▶ _WHAT TO DO_
Copy every item below word for word, leaving out the pictures.

Element boundary items
****************************************

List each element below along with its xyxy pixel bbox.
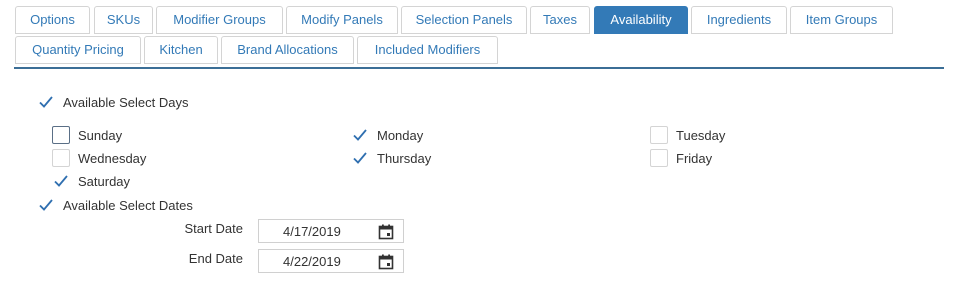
tab-divider <box>14 67 944 69</box>
available-select-days-label: Available Select Days <box>63 94 189 110</box>
start-date-field[interactable] <box>258 219 404 243</box>
tab-ingredients[interactable]: Ingredients <box>691 6 787 34</box>
day-wednesday: Wednesday <box>52 147 146 169</box>
day-friday: Friday <box>650 147 712 169</box>
tab-included-modifiers[interactable]: Included Modifiers <box>357 36 498 64</box>
available-select-dates-row: Available Select Dates <box>37 194 193 216</box>
tuesday-label: Tuesday <box>676 127 726 143</box>
friday-label: Friday <box>676 150 713 166</box>
available-select-days-row: Available Select Days <box>37 91 189 113</box>
thursday-label: Thursday <box>377 150 432 166</box>
saturday-label: Saturday <box>78 173 131 189</box>
tab-modifier-groups[interactable]: Modifier Groups <box>156 6 283 34</box>
available-select-dates-checkbox[interactable] <box>37 196 55 214</box>
check-icon <box>39 96 53 108</box>
check-icon <box>353 152 367 164</box>
day-saturday: Saturday <box>52 170 130 192</box>
end-date-input[interactable] <box>283 253 383 269</box>
tab-options[interactable]: Options <box>15 6 90 34</box>
tab-modify-panels[interactable]: Modify Panels <box>286 6 398 34</box>
tab-skus[interactable]: SKUs <box>94 6 153 34</box>
start-date-input[interactable] <box>283 223 383 239</box>
end-date-label: End Date <box>188 251 243 266</box>
check-icon <box>54 175 68 187</box>
calendar-icon <box>378 224 394 240</box>
day-thursday: Thursday <box>351 147 431 169</box>
sunday-label: Sunday <box>78 127 123 143</box>
saturday-checkbox[interactable] <box>52 172 70 190</box>
friday-checkbox[interactable] <box>650 149 668 167</box>
end-date-calendar-button[interactable] <box>377 253 395 271</box>
tab-taxes[interactable]: Taxes <box>530 6 590 34</box>
wednesday-checkbox[interactable] <box>52 149 70 167</box>
tuesday-checkbox[interactable] <box>650 126 668 144</box>
check-icon <box>353 129 367 141</box>
monday-checkbox[interactable] <box>351 126 369 144</box>
sunday-checkbox[interactable] <box>52 126 70 144</box>
tab-bar: Options SKUs Modifier Groups Modify Pane… <box>0 0 956 70</box>
day-tuesday: Tuesday <box>650 124 725 146</box>
start-date-calendar-button[interactable] <box>377 223 395 241</box>
tab-brand-allocations[interactable]: Brand Allocations <box>221 36 354 64</box>
available-select-dates-label: Available Select Dates <box>63 197 193 213</box>
available-select-days-checkbox[interactable] <box>37 93 55 111</box>
check-icon <box>39 199 53 211</box>
day-monday: Monday <box>351 124 423 146</box>
thursday-checkbox[interactable] <box>351 149 369 167</box>
end-date-field[interactable] <box>258 249 404 273</box>
monday-label: Monday <box>377 127 424 143</box>
tab-kitchen[interactable]: Kitchen <box>144 36 218 64</box>
start-date-label: Start Date <box>184 221 243 236</box>
tab-selection-panels[interactable]: Selection Panels <box>401 6 527 34</box>
calendar-icon <box>378 254 394 270</box>
wednesday-label: Wednesday <box>78 150 147 166</box>
tab-quantity-pricing[interactable]: Quantity Pricing <box>15 36 141 64</box>
tab-availability[interactable]: Availability <box>594 6 688 34</box>
tab-item-groups[interactable]: Item Groups <box>790 6 893 34</box>
day-sunday: Sunday <box>52 124 122 146</box>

****************************************

▶ _OUTPUT FOR THIS TASK_
List each element below along with its xyxy pixel bbox.
tab-divider <box>14 67 944 69</box>
available-select-days-label: Available Select Days <box>63 94 189 110</box>
start-date-field[interactable] <box>258 219 404 243</box>
tab-ingredients[interactable]: Ingredients <box>691 6 787 34</box>
day-wednesday: Wednesday <box>52 147 146 169</box>
day-friday: Friday <box>650 147 712 169</box>
tab-included-modifiers[interactable]: Included Modifiers <box>357 36 498 64</box>
available-select-dates-row: Available Select Dates <box>37 194 193 216</box>
tuesday-label: Tuesday <box>676 127 726 143</box>
friday-label: Friday <box>676 150 713 166</box>
available-select-days-row: Available Select Days <box>37 91 189 113</box>
thursday-label: Thursday <box>377 150 432 166</box>
saturday-label: Saturday <box>78 173 131 189</box>
tab-modifier-groups[interactable]: Modifier Groups <box>156 6 283 34</box>
available-select-dates-checkbox[interactable] <box>37 196 55 214</box>
check-icon <box>39 96 53 108</box>
check-icon <box>353 152 367 164</box>
day-saturday: Saturday <box>52 170 130 192</box>
end-date-input[interactable] <box>283 253 383 269</box>
tab-options[interactable]: Options <box>15 6 90 34</box>
tab-modify-panels[interactable]: Modify Panels <box>286 6 398 34</box>
tab-skus[interactable]: SKUs <box>94 6 153 34</box>
start-date-input[interactable] <box>283 223 383 239</box>
end-date-label: End Date <box>188 251 243 266</box>
check-icon <box>54 175 68 187</box>
calendar-icon <box>378 224 394 240</box>
day-thursday: Thursday <box>351 147 431 169</box>
sunday-label: Sunday <box>78 127 123 143</box>
saturday-checkbox[interactable] <box>52 172 70 190</box>
friday-checkbox[interactable] <box>650 149 668 167</box>
end-date-calendar-button[interactable] <box>377 253 395 271</box>
tab-taxes[interactable]: Taxes <box>530 6 590 34</box>
wednesday-checkbox[interactable] <box>52 149 70 167</box>
tuesday-checkbox[interactable] <box>650 126 668 144</box>
check-icon <box>353 129 367 141</box>
monday-checkbox[interactable] <box>351 126 369 144</box>
sunday-checkbox[interactable] <box>52 126 70 144</box>
tab-bar: Options SKUs Modifier Groups Modify Pane… <box>0 0 956 70</box>
day-tuesday: Tuesday <box>650 124 725 146</box>
start-date-calendar-button[interactable] <box>377 223 395 241</box>
tab-brand-allocations[interactable]: Brand Allocations <box>221 36 354 64</box>
available-select-dates-label: Available Select Dates <box>63 197 193 213</box>
available-select-days-checkbox[interactable] <box>37 93 55 111</box>
check-icon <box>39 199 53 211</box>
day-monday: Monday <box>351 124 423 146</box>
thursday-checkbox[interactable] <box>351 149 369 167</box>
end-date-field[interactable] <box>258 249 404 273</box>
monday-label: Monday <box>377 127 424 143</box>
tab-kitchen[interactable]: Kitchen <box>144 36 218 64</box>
start-date-label: Start Date <box>184 221 243 236</box>
tab-selection-panels[interactable]: Selection Panels <box>401 6 527 34</box>
calendar-icon <box>378 254 394 270</box>
wednesday-label: Wednesday <box>78 150 147 166</box>
tab-quantity-pricing[interactable]: Quantity Pricing <box>15 36 141 64</box>
tab-availability[interactable]: Availability <box>594 6 688 34</box>
tab-item-groups[interactable]: Item Groups <box>790 6 893 34</box>
day-sunday: Sunday <box>52 124 122 146</box>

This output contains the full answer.